● **EXERCISE**:
Locate the lines that hold the string "document". Copy every such line.

● **DATASET**:

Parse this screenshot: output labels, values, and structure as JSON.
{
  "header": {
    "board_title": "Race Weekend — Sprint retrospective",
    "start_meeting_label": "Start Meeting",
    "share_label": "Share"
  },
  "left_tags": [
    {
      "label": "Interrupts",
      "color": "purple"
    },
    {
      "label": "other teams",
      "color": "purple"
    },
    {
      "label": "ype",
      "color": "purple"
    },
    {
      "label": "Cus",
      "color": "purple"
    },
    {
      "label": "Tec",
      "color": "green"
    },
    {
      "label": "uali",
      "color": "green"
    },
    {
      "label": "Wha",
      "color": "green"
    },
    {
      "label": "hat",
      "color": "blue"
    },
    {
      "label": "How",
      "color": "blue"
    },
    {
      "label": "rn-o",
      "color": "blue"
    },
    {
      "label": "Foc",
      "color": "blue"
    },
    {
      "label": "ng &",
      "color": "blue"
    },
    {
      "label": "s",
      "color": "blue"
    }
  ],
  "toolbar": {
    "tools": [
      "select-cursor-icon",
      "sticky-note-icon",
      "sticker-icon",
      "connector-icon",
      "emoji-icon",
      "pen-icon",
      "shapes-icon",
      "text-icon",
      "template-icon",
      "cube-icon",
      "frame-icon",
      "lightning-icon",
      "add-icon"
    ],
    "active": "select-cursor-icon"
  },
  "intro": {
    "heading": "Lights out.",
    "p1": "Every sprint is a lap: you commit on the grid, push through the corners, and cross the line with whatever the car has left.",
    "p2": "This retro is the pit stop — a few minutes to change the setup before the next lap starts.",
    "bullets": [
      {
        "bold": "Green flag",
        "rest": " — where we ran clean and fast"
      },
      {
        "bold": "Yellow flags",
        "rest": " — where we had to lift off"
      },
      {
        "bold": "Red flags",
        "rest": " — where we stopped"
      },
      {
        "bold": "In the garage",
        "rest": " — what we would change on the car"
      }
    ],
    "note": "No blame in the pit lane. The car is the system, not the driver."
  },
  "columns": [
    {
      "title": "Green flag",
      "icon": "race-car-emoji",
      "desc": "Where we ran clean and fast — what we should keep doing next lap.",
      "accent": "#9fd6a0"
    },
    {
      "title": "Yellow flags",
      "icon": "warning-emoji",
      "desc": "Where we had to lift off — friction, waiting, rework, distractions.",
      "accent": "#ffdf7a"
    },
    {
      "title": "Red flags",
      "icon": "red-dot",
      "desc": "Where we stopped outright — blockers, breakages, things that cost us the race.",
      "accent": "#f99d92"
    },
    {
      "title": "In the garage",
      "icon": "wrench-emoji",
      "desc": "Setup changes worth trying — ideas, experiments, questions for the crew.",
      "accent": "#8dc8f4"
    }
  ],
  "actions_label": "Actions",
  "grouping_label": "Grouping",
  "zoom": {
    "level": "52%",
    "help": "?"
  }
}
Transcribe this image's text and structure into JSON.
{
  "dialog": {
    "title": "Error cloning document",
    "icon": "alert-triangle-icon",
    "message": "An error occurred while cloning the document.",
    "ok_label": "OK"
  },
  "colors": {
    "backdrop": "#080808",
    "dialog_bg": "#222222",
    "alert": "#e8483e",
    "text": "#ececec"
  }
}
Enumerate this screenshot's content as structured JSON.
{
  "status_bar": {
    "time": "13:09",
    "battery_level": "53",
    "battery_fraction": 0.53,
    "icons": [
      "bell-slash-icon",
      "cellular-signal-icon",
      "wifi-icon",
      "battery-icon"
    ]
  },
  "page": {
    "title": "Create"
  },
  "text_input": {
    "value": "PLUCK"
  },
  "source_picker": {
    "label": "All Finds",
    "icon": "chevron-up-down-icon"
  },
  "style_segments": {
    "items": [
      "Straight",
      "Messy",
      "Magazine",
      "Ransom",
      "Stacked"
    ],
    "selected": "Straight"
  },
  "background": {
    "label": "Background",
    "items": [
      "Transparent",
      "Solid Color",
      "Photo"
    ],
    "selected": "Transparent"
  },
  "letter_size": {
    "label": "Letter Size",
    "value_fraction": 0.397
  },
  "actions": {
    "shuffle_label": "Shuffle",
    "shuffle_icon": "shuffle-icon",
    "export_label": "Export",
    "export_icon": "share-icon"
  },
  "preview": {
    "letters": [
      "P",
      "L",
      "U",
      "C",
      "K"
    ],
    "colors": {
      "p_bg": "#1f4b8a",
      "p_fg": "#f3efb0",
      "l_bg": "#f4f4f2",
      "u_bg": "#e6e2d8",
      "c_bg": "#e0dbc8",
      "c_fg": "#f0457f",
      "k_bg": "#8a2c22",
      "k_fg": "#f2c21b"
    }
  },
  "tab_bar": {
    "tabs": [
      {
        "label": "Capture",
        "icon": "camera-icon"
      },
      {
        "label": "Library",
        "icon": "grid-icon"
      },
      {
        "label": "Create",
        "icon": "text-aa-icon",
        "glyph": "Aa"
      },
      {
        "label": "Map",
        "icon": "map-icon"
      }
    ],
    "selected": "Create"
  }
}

● **SOLUTION**:
    "title": "Error cloning document",
    "message": "An error occurred while cloning the document.",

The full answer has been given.